__EXTRACTO DEL DOCUMENTO__
● ● ● ● ● ● ●

Los Puentes de Madison

Anoche, viendo por tercera vez “Los Puentes de Madison“, volví a querer ser un ama de casa de Iowa, sudorosa y colgada de los versos de Yeats. Un poco menos tensa, un poco más esquiva. Bastante menos triste, mucho más decidida. Sin un marido tosco y pueblerino, con un Robert fotógrafo tan seco, tan leído y tan altivo. Nostálgica de jazz y de baile en la cocina. Con bañera de patas, con una enorme bañera de fría porcelana y una radio de entonces y una cerveza helada para matar el calor. Tan pegajoso.

Y llamarme Francesca. Y pintarme los labios para un desconocido. Y darle de cenar en la cocina. Traspasada la blusa de urgencia y deseo.

No sé si voy a poder concentrar toda mi vida entre hoy y el viernes“, dice Robert/Clint Eastwood, esqueleto con carne de hombre viejo, ardiente la mirada, y a mi adolescente la frase le atrapa, me parece, porque teclea veloz en su móvil sin dejar de mirar la otra pantalla.

Hay películas que merecen otro final, pero si Los Puentes de Madison terminara según el guión rosa convencional, sería una catástrofe. Esa secuencia de Francesca, ya del vuelta el marido de su feria de ganado, metida en la furgoneta mientras la lluvia aplasta el cristal, aplasta el resto de su vida, es un canto al buen cine. Haber dado otra oportunidad a la pareja sería como subir a Lisa con Rick en ese avión de Casablanca, cercenando el inicio de una gran amistad de dos hombres. 

Pobre Francesca, pobre, envuelta en esos vestidos sureños mal cortados, que resumen el dilema más feroz del destino. ¿Deseo o conveniencia? Y se lo piensa un poco, y prepara las maletas en su cama de esposa con barrotes. Aventura o rutina. Dejarlo todo por un hombre que arrasó en cuatro días los pilares de su existencia gris, tan previsible,  o sumergirse de nuevo en ella, enredados los pies en un alga marina cruel e implacable, sabiendo que ya nada podrá ser lo mismo. Y que habrá que fingir y llorar a escondidas.

● ● ● ● ● ● ●

__MATERIAL PROPORCIONADO__
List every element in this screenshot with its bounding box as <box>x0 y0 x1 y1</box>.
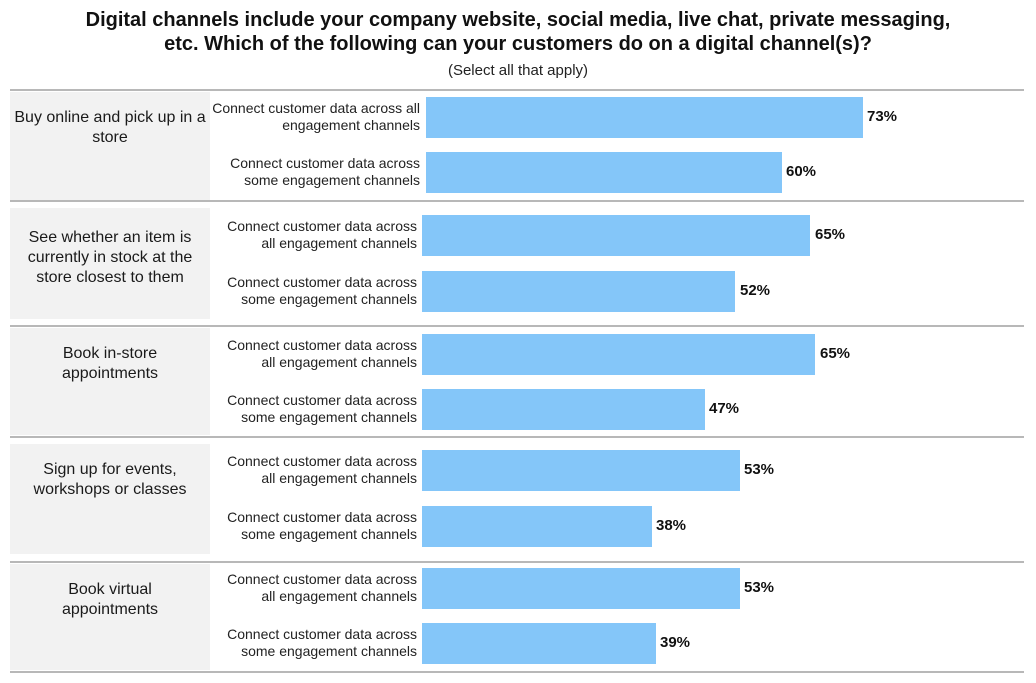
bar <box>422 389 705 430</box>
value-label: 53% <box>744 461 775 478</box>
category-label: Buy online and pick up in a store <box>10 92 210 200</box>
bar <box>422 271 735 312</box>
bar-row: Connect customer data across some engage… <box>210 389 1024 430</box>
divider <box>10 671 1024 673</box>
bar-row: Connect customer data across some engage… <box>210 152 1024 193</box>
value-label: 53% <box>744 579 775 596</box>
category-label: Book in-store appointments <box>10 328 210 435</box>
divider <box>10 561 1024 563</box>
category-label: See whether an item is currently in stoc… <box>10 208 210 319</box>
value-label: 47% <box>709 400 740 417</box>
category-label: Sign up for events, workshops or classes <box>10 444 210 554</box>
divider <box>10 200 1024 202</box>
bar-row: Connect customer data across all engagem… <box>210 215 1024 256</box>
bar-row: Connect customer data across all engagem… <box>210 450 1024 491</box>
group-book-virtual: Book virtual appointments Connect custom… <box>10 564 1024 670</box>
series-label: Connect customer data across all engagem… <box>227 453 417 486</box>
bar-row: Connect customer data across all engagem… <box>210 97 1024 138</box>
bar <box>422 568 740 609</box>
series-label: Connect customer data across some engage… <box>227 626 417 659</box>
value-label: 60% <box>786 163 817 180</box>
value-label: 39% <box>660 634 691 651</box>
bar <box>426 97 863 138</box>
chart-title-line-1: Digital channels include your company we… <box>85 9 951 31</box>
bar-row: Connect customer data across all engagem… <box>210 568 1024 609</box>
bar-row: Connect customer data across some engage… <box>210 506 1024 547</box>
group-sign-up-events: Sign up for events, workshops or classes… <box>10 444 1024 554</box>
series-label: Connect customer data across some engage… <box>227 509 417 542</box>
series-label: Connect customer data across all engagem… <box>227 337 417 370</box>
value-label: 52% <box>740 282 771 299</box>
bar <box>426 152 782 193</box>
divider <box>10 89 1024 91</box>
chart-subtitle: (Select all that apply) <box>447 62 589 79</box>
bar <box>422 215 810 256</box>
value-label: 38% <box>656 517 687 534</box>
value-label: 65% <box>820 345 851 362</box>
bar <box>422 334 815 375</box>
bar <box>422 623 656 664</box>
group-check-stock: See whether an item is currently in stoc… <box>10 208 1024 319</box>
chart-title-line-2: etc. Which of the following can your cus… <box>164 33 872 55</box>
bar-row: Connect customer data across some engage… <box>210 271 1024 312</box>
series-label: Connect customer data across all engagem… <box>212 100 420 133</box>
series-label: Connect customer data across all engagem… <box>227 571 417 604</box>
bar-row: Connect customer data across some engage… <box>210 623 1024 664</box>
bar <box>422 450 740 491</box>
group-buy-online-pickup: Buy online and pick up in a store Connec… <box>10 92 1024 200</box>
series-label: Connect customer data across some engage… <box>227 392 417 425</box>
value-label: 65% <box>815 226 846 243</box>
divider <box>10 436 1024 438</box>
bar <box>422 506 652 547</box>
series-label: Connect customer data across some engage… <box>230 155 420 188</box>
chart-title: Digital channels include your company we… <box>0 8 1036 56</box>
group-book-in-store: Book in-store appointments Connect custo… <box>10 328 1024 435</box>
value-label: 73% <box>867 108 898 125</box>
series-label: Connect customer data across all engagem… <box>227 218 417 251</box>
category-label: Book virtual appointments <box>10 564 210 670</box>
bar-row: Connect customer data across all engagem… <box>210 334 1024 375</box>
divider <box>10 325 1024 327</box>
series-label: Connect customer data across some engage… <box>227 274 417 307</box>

● ● ● ● ● ● ●

__EJERCICIO ESCRITO 1__
¿Puedes repetir las filas tal cual, empezando en la fila que contiene "bar <box>422 389 705 430</box>" y terminando en la que contiene "divider <box>10 561 1024 563</box>", ambas incluidas?
__EJERCICIO ESCRITO 2__
¿Puedes seguir escribiendo el texto sobre Los Puentes de Madison a partir de su última frase?
Las filas no guardan ninguna relación con el texto sobre Los Puentes de Madison.

__RESPUESTA 1__
bar <box>422 389 705 430</box>
value-label: 53% <box>744 461 775 478</box>
category-label: Buy online and pick up in a store <box>10 92 210 200</box>
bar <box>422 271 735 312</box>
bar-row: Connect customer data across some engage… <box>210 389 1024 430</box>
divider <box>10 671 1024 673</box>
bar-row: Connect customer data across some engage… <box>210 152 1024 193</box>
value-label: 53% <box>744 579 775 596</box>
category-label: Book in-store appointments <box>10 328 210 435</box>
divider <box>10 561 1024 563</box>

__RESPUESTA 2__
La decisión de Francesca es el sentido común, desnudo de romanticismo. Y me parece una buena lección para mi ado, que se encoge en silencio y cubre su pena con ese pelo tan largo y tan espeso. -¿La peli es romántica, mamá? me preguntó al principio. -Sí. ¿Y es de llorar?, quiso saber después.”Porque a mí me gustan de llorar”.  Y yo  recordaba haber llorado seco, con esa impotencia por las Francescas del mundo, unidas a hombres simples que se comen su cena sin dar casi las gracias y creen que eso es amor hasta que un día sólo con un gesto -bendita seas Meryl Streep– concentran el dolor de un condenado a muerte sin redención posible.

Esta clase de certeza sólo se presenta una vez en la vida“, dice Robert. Y la frase me atrapa y la rechazo enseguida. Puro romanticismo vainilla con corazón de hiel. De ese que apunta a un solo hombre o mujer de tu vida. Y quisiera parar la película y decirle a mi ado que con suerte habrá varios Robert, y puede que algún tosco insensible en su camino. Que no existe la media naranja, el otro yo. Que dejarse devorar por la cómoda rutina es morir a plazos.  Que a veces conviene renunciar al espejismo de cuatro días bajo el aguacero y elegir quererse más a uno mismo.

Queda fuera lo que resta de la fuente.